** Begin AVAILABLE DATA **
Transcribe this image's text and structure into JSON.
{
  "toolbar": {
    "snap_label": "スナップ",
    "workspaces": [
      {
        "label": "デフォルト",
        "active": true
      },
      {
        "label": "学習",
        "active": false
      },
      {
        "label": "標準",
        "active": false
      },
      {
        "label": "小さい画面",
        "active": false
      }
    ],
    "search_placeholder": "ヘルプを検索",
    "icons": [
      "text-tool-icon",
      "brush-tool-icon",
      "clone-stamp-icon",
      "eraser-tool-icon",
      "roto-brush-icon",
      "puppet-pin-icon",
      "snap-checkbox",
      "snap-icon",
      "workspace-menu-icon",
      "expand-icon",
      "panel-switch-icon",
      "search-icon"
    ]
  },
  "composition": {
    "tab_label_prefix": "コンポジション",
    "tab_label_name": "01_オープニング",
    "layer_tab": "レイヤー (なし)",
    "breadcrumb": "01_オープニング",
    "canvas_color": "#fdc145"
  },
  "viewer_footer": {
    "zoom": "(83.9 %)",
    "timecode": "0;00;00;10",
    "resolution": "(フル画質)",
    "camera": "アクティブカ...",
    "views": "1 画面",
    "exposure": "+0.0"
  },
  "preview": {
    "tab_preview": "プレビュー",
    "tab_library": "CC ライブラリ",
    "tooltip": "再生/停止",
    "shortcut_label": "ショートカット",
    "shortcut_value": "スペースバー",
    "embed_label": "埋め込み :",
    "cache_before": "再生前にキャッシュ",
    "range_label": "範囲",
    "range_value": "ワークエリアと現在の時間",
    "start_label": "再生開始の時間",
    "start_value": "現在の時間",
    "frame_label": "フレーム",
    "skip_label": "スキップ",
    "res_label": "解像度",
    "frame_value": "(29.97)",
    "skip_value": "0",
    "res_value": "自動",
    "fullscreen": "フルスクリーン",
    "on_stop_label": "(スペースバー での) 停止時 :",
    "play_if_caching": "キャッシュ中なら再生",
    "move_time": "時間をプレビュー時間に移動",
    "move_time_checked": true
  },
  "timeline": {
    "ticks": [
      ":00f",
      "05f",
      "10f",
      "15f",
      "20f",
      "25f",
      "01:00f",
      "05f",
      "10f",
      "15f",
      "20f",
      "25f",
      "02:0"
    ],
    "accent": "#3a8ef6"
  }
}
** End AVAILABLE DATA **
● **TASK INSTRUCTIONS**:
All the entries above need to be reproduced exactly.

● **FULL RESPONSE**:
Transcribe this image's text and structure into JSON.
{
  "toolbar": {
    "snap_label": "スナップ",
    "workspaces": [
      {
        "label": "デフォルト",
        "active": true
      },
      {
        "label": "学習",
        "active": false
      },
      {
        "label": "標準",
        "active": false
      },
      {
        "label": "小さい画面",
        "active": false
      }
    ],
    "search_placeholder": "ヘルプを検索",
    "icons": [
      "text-tool-icon",
      "brush-tool-icon",
      "clone-stamp-icon",
      "eraser-tool-icon",
      "roto-brush-icon",
      "puppet-pin-icon",
      "snap-checkbox",
      "snap-icon",
      "workspace-menu-icon",
      "expand-icon",
      "panel-switch-icon",
      "search-icon"
    ]
  },
  "composition": {
    "tab_label_prefix": "コンポジション",
    "tab_label_name": "01_オープニング",
    "layer_tab": "レイヤー (なし)",
    "breadcrumb": "01_オープニング",
    "canvas_color": "#fdc145"
  },
  "viewer_footer": {
    "zoom": "(83.9 %)",
    "timecode": "0;00;00;10",
    "resolution": "(フル画質)",
    "camera": "アクティブカ...",
    "views": "1 画面",
    "exposure": "+0.0"
  },
  "preview": {
    "tab_preview": "プレビュー",
    "tab_library": "CC ライブラリ",
    "tooltip": "再生/停止",
    "shortcut_label": "ショートカット",
    "shortcut_value": "スペースバー",
    "embed_label": "埋め込み :",
    "cache_before": "再生前にキャッシュ",
    "range_label": "範囲",
    "range_value": "ワークエリアと現在の時間",
    "start_label": "再生開始の時間",
    "start_value": "現在の時間",
    "frame_label": "フレーム",
    "skip_label": "スキップ",
    "res_label": "解像度",
    "frame_value": "(29.97)",
    "skip_value": "0",
    "res_value": "自動",
    "fullscreen": "フルスクリーン",
    "on_stop_label": "(スペースバー での) 停止時 :",
    "play_if_caching": "キャッシュ中なら再生",
    "move_time": "時間をプレビュー時間に移動",
    "move_time_checked": true
  },
  "timeline": {
    "ticks": [
      ":00f",
      "05f",
      "10f",
      "15f",
      "20f",
      "25f",
      "01:00f",
      "05f",
      "10f",
      "15f",
      "20f",
      "25f",
      "02:0"
    ],
    "accent": "#3a8ef6"
  }
}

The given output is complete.